### Exercise directions
The records that follow are to be repeated exactly, with the pictures removed.

>> Begin Data rows

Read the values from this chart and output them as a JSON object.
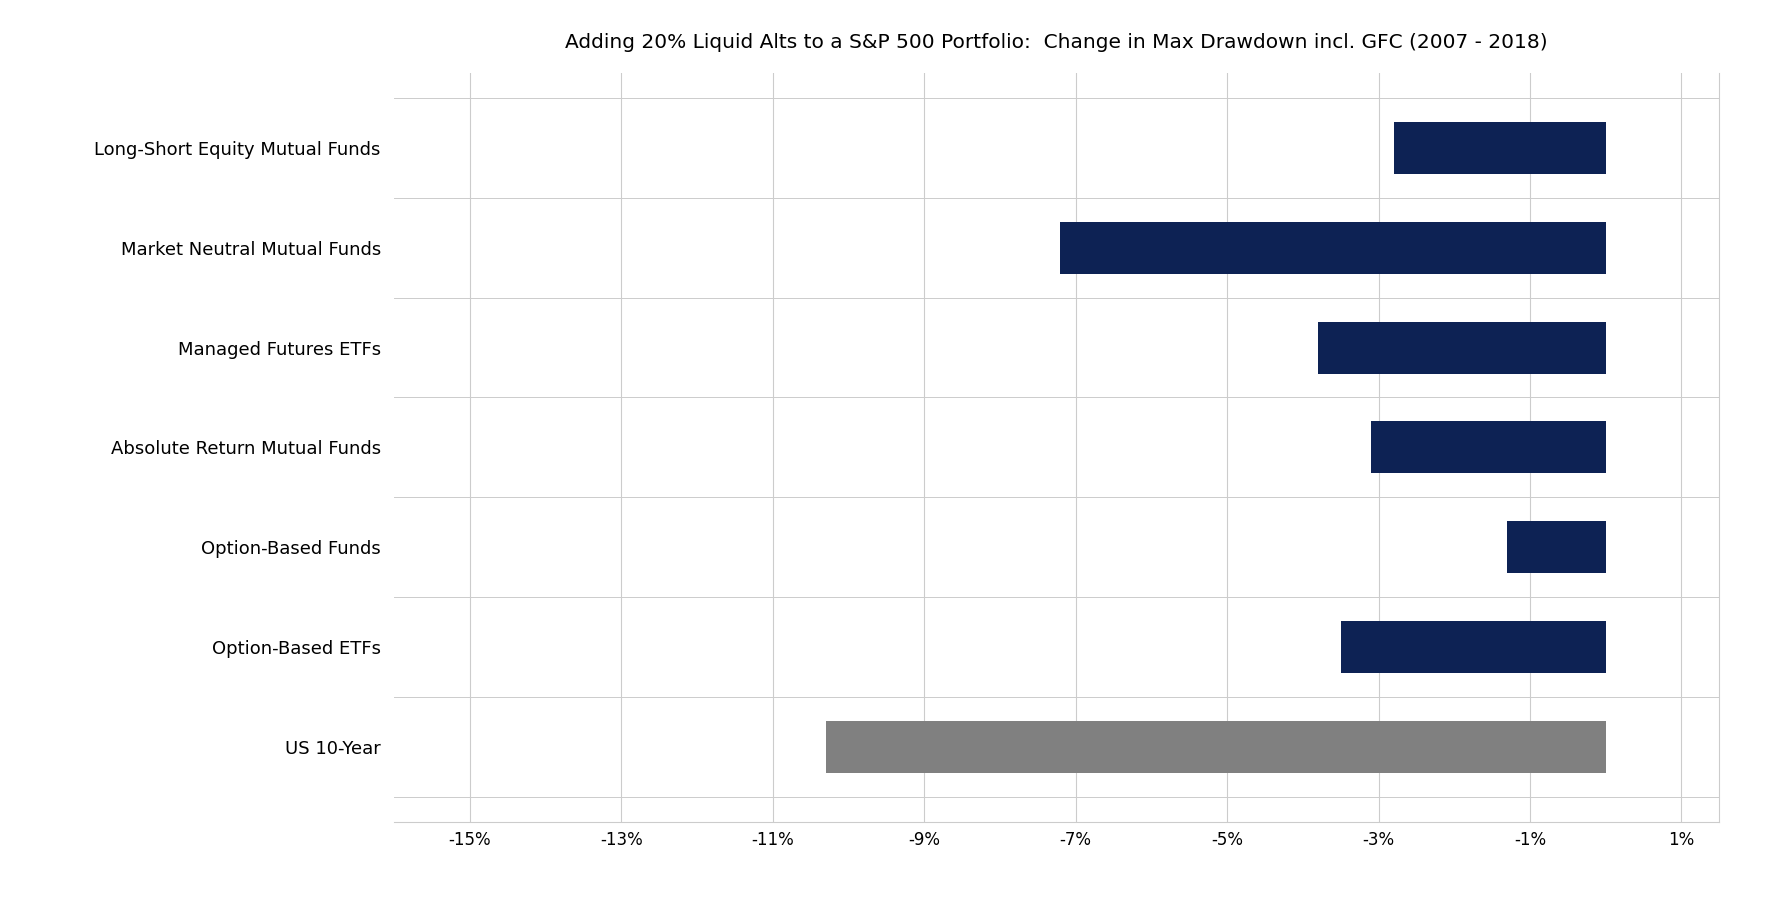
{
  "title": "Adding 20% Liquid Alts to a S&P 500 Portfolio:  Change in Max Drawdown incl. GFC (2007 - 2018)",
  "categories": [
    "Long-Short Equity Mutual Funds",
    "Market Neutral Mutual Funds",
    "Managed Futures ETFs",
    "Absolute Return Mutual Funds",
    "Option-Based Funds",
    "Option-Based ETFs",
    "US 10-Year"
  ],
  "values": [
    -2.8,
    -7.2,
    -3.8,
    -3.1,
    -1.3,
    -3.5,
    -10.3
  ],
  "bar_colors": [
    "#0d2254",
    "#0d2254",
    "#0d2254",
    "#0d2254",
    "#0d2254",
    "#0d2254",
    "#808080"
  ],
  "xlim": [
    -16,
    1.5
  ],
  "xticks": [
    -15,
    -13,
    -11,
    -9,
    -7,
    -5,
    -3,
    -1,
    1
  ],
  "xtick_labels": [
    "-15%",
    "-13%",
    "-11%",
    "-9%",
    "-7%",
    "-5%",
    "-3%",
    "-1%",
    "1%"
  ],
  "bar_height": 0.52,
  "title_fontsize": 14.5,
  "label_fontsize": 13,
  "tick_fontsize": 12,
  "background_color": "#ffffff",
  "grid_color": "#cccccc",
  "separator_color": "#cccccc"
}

>> End Data rows

### Response for this exercise
Read the values from this chart and output them as a JSON object.
{
  "title": "Adding 20% Liquid Alts to a S&P 500 Portfolio:  Change in Max Drawdown incl. GFC (2007 - 2018)",
  "categories": [
    "Long-Short Equity Mutual Funds",
    "Market Neutral Mutual Funds",
    "Managed Futures ETFs",
    "Absolute Return Mutual Funds",
    "Option-Based Funds",
    "Option-Based ETFs",
    "US 10-Year"
  ],
  "values": [
    -2.8,
    -7.2,
    -3.8,
    -3.1,
    -1.3,
    -3.5,
    -10.3
  ],
  "bar_colors": [
    "#0d2254",
    "#0d2254",
    "#0d2254",
    "#0d2254",
    "#0d2254",
    "#0d2254",
    "#808080"
  ],
  "xlim": [
    -16,
    1.5
  ],
  "xticks": [
    -15,
    -13,
    -11,
    -9,
    -7,
    -5,
    -3,
    -1,
    1
  ],
  "xtick_labels": [
    "-15%",
    "-13%",
    "-11%",
    "-9%",
    "-7%",
    "-5%",
    "-3%",
    "-1%",
    "1%"
  ],
  "bar_height": 0.52,
  "title_fontsize": 14.5,
  "label_fontsize": 13,
  "tick_fontsize": 12,
  "background_color": "#ffffff",
  "grid_color": "#cccccc",
  "separator_color": "#cccccc"
}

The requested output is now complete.